Exercise brief: Reproduce the entire listing word for word.

Data supplied:
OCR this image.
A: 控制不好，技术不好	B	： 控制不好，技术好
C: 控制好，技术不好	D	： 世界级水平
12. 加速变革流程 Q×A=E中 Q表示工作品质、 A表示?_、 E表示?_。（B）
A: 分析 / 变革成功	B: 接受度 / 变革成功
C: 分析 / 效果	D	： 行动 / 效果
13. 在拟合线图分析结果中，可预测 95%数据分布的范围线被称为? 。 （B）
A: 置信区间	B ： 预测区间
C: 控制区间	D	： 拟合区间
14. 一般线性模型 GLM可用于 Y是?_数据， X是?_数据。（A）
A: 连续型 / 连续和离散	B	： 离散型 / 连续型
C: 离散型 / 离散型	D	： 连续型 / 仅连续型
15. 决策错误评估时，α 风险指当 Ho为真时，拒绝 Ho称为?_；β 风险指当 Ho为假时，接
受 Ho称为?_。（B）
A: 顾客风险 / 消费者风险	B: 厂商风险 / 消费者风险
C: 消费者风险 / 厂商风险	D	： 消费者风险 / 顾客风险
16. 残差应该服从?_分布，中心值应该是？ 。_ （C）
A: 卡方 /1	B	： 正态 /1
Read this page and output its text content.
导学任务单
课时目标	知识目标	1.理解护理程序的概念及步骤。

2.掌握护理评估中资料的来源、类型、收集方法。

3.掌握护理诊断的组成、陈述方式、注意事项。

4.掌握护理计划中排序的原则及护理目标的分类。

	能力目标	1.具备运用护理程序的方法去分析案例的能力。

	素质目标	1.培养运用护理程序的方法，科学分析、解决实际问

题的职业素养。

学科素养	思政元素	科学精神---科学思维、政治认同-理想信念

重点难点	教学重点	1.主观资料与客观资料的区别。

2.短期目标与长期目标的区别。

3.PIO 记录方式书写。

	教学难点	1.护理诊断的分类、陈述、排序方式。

Finished exercise:
OCR this image.
A: 控制不好，技术不好	B	： 控制不好，技术好
C: 控制好，技术不好	D	： 世界级水平
12. 加速变革流程 Q×A=E中 Q表示工作品质、 A表示?_、 E表示?_。（B）
A: 分析 / 变革成功	B: 接受度 / 变革成功
C: 分析 / 效果	D	： 行动 / 效果
13. 在拟合线图分析结果中，可预测 95%数据分布的范围线被称为? 。 （B）
A: 置信区间	B ： 预测区间
C: 控制区间	D	： 拟合区间
14. 一般线性模型 GLM可用于 Y是?_数据， X是?_数据。（A）
A: 连续型 / 连续和离散	B	： 离散型 / 连续型
C: 离散型 / 离散型	D	： 连续型 / 仅连续型
15. 决策错误评估时，α 风险指当 Ho为真时，拒绝 Ho称为?_；β 风险指当 Ho为假时，接
受 Ho称为?_。（B）
A: 顾客风险 / 消费者风险	B: 厂商风险 / 消费者风险
C: 消费者风险 / 厂商风险	D	： 消费者风险 / 顾客风险
16. 残差应该服从?_分布，中心值应该是？ 。_ （C）
A: 卡方 /1	B	： 正态 /1
Read this page and output its text content.
导学任务单
课时目标	知识目标	1.理解护理程序的概念及步骤。

2.掌握护理评估中资料的来源、类型、收集方法。

3.掌握护理诊断的组成、陈述方式、注意事项。

4.掌握护理计划中排序的原则及护理目标的分类。

	能力目标	1.具备运用护理程序的方法去分析案例的能力。

	素质目标	1.培养运用护理程序的方法，科学分析、解决实际问

题的职业素养。

学科素养	思政元素	科学精神---科学思维、政治认同-理想信念

重点难点	教学重点	1.主观资料与客观资料的区别。

2.短期目标与长期目标的区别。

3.PIO 记录方式书写。

	教学难点	1.护理诊断的分类、陈述、排序方式。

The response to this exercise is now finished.